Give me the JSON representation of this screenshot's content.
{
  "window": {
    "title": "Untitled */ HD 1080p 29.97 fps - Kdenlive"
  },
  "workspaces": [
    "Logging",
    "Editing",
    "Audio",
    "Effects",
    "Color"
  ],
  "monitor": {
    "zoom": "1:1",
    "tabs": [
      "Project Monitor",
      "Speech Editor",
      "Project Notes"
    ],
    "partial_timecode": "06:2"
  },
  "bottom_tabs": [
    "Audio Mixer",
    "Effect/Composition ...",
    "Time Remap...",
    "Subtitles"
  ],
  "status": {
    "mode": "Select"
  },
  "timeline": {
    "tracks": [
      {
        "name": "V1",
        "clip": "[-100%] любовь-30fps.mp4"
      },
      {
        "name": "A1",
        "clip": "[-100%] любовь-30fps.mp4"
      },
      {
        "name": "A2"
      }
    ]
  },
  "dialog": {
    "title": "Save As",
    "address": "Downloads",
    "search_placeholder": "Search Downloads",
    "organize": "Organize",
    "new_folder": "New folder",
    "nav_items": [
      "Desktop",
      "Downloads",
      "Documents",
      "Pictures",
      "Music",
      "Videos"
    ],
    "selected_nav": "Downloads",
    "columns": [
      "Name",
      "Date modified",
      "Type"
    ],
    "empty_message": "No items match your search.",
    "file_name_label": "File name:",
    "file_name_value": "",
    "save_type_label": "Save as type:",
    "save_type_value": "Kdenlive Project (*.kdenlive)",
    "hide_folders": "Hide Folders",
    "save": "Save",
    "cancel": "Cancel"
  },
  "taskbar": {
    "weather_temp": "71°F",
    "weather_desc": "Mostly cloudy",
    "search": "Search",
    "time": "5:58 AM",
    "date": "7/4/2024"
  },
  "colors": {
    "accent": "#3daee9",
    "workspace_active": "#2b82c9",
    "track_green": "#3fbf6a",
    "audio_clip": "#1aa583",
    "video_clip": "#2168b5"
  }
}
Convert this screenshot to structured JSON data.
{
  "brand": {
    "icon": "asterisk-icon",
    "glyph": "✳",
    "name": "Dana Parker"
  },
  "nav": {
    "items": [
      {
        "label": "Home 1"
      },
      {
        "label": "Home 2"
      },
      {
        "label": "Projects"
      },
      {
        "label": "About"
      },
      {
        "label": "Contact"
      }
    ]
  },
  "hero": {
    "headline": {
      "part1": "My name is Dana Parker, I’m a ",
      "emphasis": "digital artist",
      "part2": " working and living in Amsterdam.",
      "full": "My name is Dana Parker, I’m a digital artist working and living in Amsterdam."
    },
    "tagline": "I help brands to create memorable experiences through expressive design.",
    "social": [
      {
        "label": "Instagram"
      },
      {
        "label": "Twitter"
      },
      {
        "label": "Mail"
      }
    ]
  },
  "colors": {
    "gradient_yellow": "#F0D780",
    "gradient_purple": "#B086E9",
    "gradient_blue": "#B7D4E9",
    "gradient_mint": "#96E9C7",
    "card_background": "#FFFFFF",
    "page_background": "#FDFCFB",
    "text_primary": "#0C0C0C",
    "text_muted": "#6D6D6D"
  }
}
◇ ◇ ◇ ◇
WRITTEN INSTRUCTION: Write the data from above out again, exactly.

RESPONSE:
Give me the JSON representation of this screenshot's content.
{
  "window": {
    "title": "Untitled */ HD 1080p 29.97 fps - Kdenlive"
  },
  "workspaces": [
    "Logging",
    "Editing",
    "Audio",
    "Effects",
    "Color"
  ],
  "monitor": {
    "zoom": "1:1",
    "tabs": [
      "Project Monitor",
      "Speech Editor",
      "Project Notes"
    ],
    "partial_timecode": "06:2"
  },
  "bottom_tabs": [
    "Audio Mixer",
    "Effect/Composition ...",
    "Time Remap...",
    "Subtitles"
  ],
  "status": {
    "mode": "Select"
  },
  "timeline": {
    "tracks": [
      {
        "name": "V1",
        "clip": "[-100%] любовь-30fps.mp4"
      },
      {
        "name": "A1",
        "clip": "[-100%] любовь-30fps.mp4"
      },
      {
        "name": "A2"
      }
    ]
  },
  "dialog": {
    "title": "Save As",
    "address": "Downloads",
    "search_placeholder": "Search Downloads",
    "organize": "Organize",
    "new_folder": "New folder",
    "nav_items": [
      "Desktop",
      "Downloads",
      "Documents",
      "Pictures",
      "Music",
      "Videos"
    ],
    "selected_nav": "Downloads",
    "columns": [
      "Name",
      "Date modified",
      "Type"
    ],
    "empty_message": "No items match your search.",
    "file_name_label": "File name:",
    "file_name_value": "",
    "save_type_label": "Save as type:",
    "save_type_value": "Kdenlive Project (*.kdenlive)",
    "hide_folders": "Hide Folders",
    "save": "Save",
    "cancel": "Cancel"
  },
  "taskbar": {
    "weather_temp": "71°F",
    "weather_desc": "Mostly cloudy",
    "search": "Search",
    "time": "5:58 AM",
    "date": "7/4/2024"
  },
  "colors": {
    "accent": "#3daee9",
    "workspace_active": "#2b82c9",
    "track_green": "#3fbf6a",
    "audio_clip": "#1aa583",
    "video_clip": "#2168b5"
  }
}
Convert this screenshot to structured JSON data.
{
  "brand": {
    "icon": "asterisk-icon",
    "glyph": "✳",
    "name": "Dana Parker"
  },
  "nav": {
    "items": [
      {
        "label": "Home 1"
      },
      {
        "label": "Home 2"
      },
      {
        "label": "Projects"
      },
      {
        "label": "About"
      },
      {
        "label": "Contact"
      }
    ]
  },
  "hero": {
    "headline": {
      "part1": "My name is Dana Parker, I’m a ",
      "emphasis": "digital artist",
      "part2": " working and living in Amsterdam.",
      "full": "My name is Dana Parker, I’m a digital artist working and living in Amsterdam."
    },
    "tagline": "I help brands to create memorable experiences through expressive design.",
    "social": [
      {
        "label": "Instagram"
      },
      {
        "label": "Twitter"
      },
      {
        "label": "Mail"
      }
    ]
  },
  "colors": {
    "gradient_yellow": "#F0D780",
    "gradient_purple": "#B086E9",
    "gradient_blue": "#B7D4E9",
    "gradient_mint": "#96E9C7",
    "card_background": "#FFFFFF",
    "page_background": "#FDFCFB",
    "text_primary": "#0C0C0C",
    "text_muted": "#6D6D6D"
  }
}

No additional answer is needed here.